◆ Given text ◆
++++++
Looks Like a Job for a Maid! The Tales of a Dismissed Supermaid, Vol. 3

By Yasuaki Mikami and Kinta. Released in Japan as “Maid nara Touzen desu. Nureginu wo Kiserareta Bannou Maid-san wa Tabi ni Deru Koto ni Shimashita” by Earth Star Novel. Released in North America by J-Novel Club. Translated by Sylvia Gallagher.

I’m enjoying this series more and more with each volume. It’s interesting to contrast this with Heroine? Saint? No, I’m an All-Works Maid!, which Seven Seas is putting out and whose anime is currently airing. Melody is a maid otaku with literal OP magic powers, so her maid tasks are impossible in many different ways. For Melody, what drives her to a near nervous breakdown is spending a long period *not* being able to be a maid. Nina is in a world with magic, but is merely an incredibly accomplished maid, due to her ludicrous training. If anything, being thought of as a maid who can do anything makes things much worse for her in this book. And she also has PTSD, in this case from the sheer identity crisis of the fact that she doesn’t know how to be anything but a maid. She has no sense of self. Melody DOES have a sense of self, it’s just that self is Maid.
++++++
◆ Information given ◆
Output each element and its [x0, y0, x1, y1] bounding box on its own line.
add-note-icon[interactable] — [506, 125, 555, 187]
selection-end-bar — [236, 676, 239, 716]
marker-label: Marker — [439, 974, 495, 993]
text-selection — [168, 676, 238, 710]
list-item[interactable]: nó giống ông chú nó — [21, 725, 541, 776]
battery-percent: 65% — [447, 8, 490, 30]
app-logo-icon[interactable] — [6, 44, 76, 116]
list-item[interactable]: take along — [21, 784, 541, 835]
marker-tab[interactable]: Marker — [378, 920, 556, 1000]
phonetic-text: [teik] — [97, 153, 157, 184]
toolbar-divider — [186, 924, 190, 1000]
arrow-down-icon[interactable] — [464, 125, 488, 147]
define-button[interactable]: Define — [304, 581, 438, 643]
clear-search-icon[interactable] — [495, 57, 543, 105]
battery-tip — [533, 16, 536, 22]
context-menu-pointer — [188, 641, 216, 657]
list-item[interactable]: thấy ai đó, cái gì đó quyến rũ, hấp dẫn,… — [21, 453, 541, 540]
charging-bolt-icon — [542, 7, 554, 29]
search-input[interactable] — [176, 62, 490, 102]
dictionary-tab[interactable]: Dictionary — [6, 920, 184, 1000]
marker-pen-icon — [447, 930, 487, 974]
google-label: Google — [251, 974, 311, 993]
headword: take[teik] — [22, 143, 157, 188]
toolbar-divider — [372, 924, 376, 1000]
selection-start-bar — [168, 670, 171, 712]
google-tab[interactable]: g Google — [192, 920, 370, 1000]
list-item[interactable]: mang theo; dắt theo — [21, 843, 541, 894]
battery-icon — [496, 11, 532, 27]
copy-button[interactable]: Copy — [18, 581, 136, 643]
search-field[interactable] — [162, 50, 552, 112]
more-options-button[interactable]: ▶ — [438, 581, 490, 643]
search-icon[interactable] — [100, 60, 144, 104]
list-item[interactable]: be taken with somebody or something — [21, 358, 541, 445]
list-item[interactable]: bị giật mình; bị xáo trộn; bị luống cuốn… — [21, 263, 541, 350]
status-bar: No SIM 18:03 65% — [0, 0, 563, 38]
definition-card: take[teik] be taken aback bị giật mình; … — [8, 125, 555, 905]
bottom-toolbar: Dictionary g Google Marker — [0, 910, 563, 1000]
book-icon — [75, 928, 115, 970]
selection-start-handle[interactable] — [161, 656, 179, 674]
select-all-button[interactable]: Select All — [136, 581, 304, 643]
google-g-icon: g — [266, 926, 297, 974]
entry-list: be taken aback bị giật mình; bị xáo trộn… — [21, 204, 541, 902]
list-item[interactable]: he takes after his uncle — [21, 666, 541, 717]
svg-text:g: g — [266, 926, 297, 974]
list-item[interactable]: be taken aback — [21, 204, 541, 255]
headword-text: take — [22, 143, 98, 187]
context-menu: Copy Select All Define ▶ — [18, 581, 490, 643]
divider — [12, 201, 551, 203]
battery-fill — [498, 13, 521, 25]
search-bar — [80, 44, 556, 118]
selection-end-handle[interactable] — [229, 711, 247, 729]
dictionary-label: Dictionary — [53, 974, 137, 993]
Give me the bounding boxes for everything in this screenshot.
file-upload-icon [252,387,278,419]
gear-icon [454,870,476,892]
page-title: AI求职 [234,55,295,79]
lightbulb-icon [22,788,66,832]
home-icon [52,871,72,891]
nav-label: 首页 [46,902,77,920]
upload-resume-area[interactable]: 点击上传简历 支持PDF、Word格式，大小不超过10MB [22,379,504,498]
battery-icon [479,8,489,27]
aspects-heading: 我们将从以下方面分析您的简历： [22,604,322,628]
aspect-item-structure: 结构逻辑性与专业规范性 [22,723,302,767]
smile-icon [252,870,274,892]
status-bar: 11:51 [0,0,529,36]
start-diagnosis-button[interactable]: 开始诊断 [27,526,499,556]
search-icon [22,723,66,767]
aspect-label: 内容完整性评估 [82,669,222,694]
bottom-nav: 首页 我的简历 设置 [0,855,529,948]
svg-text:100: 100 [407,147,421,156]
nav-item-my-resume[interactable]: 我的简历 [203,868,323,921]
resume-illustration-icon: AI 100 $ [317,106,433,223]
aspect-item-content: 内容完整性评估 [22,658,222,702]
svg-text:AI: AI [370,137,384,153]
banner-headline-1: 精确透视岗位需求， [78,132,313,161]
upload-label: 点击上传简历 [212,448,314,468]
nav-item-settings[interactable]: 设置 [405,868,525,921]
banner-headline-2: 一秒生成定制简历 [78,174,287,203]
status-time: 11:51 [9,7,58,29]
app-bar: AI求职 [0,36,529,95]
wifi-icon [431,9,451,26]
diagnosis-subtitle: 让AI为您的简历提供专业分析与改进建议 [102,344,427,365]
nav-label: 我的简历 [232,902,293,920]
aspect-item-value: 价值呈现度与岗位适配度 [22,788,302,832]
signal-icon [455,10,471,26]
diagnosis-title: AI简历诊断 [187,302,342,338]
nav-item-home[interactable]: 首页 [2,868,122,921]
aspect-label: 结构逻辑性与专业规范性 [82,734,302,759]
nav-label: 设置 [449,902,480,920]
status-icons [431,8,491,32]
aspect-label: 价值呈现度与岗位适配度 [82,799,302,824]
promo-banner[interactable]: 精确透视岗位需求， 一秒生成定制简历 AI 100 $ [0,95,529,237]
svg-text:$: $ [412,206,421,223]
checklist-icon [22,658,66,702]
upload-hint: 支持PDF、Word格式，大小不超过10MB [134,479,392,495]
++++++
◆ Required work ◆
**A)** According to the maid novel review, who translated the book?
**B)** Render the sentence "She has no sense of self." from the maid novel review into Spanish.
**C)** Begin at the words "By Yasuaki Mikami" in the maid novel review and stop after "by Sylvia Gallagher.". Write that stretch out again, swapping "North America" for "the United States".

◆ Exercise answers ◆
**A)** Sylvia Gallagher

**B)** No tiene sentido de sí misma.

**C)**
By Yasuaki Mikami and Kinta. Released in Japan as “Maid nara Touzen desu. Nureginu wo Kiserareta Bannou Maid-san wa Tabi ni Deru Koto ni Shimashita” by Earth Star Novel. Released in the United States by J-Novel Club. Translated by Sylvia Gallagher.